TASK STATEMENT »
Reproduce every entry exactly.

Begin DATA ROWS

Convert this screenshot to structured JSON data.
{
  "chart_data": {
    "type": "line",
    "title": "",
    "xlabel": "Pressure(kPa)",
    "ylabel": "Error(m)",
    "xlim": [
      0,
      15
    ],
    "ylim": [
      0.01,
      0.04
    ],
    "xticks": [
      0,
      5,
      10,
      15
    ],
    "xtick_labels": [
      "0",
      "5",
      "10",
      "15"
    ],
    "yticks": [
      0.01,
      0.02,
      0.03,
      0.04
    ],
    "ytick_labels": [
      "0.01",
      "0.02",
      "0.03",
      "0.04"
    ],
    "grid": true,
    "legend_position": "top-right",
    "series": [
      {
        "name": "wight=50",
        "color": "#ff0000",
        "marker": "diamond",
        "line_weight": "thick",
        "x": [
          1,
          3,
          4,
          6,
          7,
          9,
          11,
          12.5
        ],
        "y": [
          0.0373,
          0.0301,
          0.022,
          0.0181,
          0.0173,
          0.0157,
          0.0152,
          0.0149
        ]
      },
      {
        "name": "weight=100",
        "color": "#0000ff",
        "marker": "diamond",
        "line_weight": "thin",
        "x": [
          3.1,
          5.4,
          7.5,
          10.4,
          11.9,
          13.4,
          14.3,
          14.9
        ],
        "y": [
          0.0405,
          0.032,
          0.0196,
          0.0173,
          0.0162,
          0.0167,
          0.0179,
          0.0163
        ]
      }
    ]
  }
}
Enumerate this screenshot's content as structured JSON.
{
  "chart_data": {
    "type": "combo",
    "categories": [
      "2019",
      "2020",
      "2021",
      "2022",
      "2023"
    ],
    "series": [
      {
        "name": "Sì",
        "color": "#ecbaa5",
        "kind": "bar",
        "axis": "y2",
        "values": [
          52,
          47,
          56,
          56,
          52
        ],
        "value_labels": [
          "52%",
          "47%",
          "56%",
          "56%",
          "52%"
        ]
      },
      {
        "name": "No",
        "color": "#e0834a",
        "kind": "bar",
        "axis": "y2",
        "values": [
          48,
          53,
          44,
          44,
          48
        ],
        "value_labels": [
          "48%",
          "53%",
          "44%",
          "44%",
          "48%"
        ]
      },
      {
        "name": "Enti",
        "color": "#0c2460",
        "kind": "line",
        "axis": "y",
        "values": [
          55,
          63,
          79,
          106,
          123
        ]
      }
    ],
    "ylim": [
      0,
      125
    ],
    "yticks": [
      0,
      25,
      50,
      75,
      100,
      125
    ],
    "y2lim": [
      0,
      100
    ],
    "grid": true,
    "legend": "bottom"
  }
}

End DATA ROWS

FULL SOLUTION »
Convert this screenshot to structured JSON data.
{
  "chart_data": {
    "type": "line",
    "title": "",
    "xlabel": "Pressure(kPa)",
    "ylabel": "Error(m)",
    "xlim": [
      0,
      15
    ],
    "ylim": [
      0.01,
      0.04
    ],
    "xticks": [
      0,
      5,
      10,
      15
    ],
    "xtick_labels": [
      "0",
      "5",
      "10",
      "15"
    ],
    "yticks": [
      0.01,
      0.02,
      0.03,
      0.04
    ],
    "ytick_labels": [
      "0.01",
      "0.02",
      "0.03",
      "0.04"
    ],
    "grid": true,
    "legend_position": "top-right",
    "series": [
      {
        "name": "wight=50",
        "color": "#ff0000",
        "marker": "diamond",
        "line_weight": "thick",
        "x": [
          1,
          3,
          4,
          6,
          7,
          9,
          11,
          12.5
        ],
        "y": [
          0.0373,
          0.0301,
          0.022,
          0.0181,
          0.0173,
          0.0157,
          0.0152,
          0.0149
        ]
      },
      {
        "name": "weight=100",
        "color": "#0000ff",
        "marker": "diamond",
        "line_weight": "thin",
        "x": [
          3.1,
          5.4,
          7.5,
          10.4,
          11.9,
          13.4,
          14.3,
          14.9
        ],
        "y": [
          0.0405,
          0.032,
          0.0196,
          0.0173,
          0.0162,
          0.0167,
          0.0179,
          0.0163
        ]
      }
    ]
  }
}
Enumerate this screenshot's content as structured JSON.
{
  "chart_data": {
    "type": "combo",
    "categories": [
      "2019",
      "2020",
      "2021",
      "2022",
      "2023"
    ],
    "series": [
      {
        "name": "Sì",
        "color": "#ecbaa5",
        "kind": "bar",
        "axis": "y2",
        "values": [
          52,
          47,
          56,
          56,
          52
        ],
        "value_labels": [
          "52%",
          "47%",
          "56%",
          "56%",
          "52%"
        ]
      },
      {
        "name": "No",
        "color": "#e0834a",
        "kind": "bar",
        "axis": "y2",
        "values": [
          48,
          53,
          44,
          44,
          48
        ],
        "value_labels": [
          "48%",
          "53%",
          "44%",
          "44%",
          "48%"
        ]
      },
      {
        "name": "Enti",
        "color": "#0c2460",
        "kind": "line",
        "axis": "y",
        "values": [
          55,
          63,
          79,
          106,
          123
        ]
      }
    ],
    "ylim": [
      0,
      125
    ],
    "yticks": [
      0,
      25,
      50,
      75,
      100,
      125
    ],
    "y2lim": [
      0,
      100
    ],
    "grid": true,
    "legend": "bottom"
  }
}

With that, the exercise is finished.